** BEGIN **

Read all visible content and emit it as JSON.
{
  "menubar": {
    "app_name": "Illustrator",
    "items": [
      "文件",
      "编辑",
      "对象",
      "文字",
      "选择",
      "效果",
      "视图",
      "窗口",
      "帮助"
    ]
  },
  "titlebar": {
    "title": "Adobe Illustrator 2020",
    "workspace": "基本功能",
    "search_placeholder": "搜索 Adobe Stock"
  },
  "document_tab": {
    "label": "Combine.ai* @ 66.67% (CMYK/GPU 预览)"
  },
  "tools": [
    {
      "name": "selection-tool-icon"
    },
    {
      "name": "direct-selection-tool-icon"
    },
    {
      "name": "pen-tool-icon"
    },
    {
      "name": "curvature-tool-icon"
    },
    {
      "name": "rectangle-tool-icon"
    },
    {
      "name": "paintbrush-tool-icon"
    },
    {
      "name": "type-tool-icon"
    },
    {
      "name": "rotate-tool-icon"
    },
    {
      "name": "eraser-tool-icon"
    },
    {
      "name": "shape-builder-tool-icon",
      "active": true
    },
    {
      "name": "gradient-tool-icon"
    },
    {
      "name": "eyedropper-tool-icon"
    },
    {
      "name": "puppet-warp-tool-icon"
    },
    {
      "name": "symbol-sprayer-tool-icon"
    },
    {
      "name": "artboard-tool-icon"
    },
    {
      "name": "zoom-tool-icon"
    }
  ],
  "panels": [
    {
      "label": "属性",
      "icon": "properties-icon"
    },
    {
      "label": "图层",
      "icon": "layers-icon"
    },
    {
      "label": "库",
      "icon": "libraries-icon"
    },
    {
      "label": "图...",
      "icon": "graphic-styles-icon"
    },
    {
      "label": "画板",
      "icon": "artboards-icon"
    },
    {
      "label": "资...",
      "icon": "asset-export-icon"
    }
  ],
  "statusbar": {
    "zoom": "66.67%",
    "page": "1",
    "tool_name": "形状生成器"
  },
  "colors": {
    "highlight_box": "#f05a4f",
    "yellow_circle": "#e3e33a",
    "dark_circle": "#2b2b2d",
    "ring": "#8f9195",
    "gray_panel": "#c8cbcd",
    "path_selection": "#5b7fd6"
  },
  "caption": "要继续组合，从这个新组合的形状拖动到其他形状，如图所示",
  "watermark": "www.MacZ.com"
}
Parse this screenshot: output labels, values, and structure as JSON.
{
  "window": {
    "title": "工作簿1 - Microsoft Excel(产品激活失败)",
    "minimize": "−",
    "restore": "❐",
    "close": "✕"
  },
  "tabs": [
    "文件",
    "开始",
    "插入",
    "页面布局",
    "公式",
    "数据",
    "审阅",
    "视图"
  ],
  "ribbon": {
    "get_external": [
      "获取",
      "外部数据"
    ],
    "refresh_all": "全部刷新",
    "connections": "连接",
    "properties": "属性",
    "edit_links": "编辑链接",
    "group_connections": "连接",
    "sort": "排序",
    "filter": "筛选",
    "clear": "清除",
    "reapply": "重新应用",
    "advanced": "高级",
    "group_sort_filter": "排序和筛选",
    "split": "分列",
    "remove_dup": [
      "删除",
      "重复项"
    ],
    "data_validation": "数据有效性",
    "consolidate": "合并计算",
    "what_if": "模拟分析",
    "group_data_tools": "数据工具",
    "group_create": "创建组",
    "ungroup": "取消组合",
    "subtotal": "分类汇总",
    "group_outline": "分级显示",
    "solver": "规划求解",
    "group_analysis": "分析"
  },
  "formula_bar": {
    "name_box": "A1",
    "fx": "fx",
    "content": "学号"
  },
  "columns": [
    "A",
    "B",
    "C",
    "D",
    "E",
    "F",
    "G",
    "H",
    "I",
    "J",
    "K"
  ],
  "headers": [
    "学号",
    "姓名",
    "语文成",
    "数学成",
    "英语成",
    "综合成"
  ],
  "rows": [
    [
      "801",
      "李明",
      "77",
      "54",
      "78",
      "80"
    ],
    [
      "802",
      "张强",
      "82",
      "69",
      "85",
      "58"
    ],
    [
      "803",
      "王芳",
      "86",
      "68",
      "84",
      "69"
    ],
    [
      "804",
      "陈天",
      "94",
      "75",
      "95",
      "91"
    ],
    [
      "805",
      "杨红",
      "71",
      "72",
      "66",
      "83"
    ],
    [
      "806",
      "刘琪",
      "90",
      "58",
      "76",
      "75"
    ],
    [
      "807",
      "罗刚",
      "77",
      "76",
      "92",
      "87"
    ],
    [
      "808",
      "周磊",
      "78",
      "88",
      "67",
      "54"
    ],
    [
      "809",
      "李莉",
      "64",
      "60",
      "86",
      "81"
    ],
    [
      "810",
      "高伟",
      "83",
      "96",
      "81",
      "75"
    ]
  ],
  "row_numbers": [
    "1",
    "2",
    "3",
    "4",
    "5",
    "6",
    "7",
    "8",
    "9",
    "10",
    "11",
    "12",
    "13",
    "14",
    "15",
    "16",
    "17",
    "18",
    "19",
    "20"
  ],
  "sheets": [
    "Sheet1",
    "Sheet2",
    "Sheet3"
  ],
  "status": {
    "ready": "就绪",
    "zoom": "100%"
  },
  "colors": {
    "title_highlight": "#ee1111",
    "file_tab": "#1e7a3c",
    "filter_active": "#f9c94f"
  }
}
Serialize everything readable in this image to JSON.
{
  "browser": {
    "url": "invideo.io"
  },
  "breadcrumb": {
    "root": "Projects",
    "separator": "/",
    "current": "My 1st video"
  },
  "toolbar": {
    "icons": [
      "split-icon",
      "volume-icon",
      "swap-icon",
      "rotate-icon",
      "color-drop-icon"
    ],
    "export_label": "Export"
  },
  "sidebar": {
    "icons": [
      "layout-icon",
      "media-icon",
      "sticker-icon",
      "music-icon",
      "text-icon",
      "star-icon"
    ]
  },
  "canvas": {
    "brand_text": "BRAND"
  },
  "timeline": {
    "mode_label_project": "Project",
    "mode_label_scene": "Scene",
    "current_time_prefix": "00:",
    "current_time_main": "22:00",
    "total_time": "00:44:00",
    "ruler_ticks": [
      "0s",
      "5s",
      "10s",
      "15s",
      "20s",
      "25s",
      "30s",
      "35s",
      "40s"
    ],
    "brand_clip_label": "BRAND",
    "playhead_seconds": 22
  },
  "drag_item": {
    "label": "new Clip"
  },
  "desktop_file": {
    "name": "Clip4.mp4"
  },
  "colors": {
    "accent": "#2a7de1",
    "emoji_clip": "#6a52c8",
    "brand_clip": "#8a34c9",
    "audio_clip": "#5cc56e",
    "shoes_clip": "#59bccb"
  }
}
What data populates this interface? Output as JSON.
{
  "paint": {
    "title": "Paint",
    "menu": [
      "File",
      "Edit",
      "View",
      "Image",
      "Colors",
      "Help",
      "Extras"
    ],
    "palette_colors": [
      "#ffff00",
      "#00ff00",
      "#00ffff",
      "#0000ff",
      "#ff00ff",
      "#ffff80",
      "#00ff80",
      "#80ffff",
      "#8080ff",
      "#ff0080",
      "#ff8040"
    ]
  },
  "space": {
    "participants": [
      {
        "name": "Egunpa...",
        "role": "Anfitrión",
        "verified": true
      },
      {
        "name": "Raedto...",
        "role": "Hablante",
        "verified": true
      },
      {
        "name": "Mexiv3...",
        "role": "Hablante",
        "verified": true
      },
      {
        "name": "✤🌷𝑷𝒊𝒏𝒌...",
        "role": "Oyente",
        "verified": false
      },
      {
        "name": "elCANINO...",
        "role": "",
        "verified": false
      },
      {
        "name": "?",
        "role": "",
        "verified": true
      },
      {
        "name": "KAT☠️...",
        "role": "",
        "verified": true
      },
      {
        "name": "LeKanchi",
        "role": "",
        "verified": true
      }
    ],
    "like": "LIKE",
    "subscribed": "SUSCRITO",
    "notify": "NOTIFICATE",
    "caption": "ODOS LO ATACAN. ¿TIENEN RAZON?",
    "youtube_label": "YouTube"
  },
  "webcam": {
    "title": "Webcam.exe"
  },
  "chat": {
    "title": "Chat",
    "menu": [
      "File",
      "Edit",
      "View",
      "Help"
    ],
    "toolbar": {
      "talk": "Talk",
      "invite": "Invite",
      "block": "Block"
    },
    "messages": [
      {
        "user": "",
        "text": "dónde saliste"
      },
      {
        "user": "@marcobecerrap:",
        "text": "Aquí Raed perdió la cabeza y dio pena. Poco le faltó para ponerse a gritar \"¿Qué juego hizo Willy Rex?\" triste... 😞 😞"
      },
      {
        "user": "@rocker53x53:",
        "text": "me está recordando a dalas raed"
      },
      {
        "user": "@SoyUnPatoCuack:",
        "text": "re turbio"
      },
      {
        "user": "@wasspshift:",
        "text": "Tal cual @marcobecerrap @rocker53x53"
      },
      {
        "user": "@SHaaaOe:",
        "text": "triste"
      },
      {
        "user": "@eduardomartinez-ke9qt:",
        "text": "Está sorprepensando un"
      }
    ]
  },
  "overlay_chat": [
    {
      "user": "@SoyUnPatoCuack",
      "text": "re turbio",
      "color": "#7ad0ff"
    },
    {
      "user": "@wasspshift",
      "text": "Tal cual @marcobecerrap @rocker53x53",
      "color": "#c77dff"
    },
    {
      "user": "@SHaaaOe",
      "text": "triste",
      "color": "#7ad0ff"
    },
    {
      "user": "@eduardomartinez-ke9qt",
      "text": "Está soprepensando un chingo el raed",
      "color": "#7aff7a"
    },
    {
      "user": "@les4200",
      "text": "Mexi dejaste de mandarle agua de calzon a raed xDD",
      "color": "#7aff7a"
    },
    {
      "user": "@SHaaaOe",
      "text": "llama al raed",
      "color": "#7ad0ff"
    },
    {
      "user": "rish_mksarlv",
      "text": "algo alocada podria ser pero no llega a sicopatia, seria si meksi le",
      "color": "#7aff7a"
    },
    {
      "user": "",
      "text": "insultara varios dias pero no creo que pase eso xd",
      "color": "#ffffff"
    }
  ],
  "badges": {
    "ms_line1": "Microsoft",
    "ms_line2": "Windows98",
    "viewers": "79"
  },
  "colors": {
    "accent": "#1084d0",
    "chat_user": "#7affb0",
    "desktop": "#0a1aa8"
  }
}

** END **

PROBLEM REQUIREMENTS: For the entries above, count the lines that contain the string "SoyUnPatoCuack", and state that number without further comment.

REPLY: 2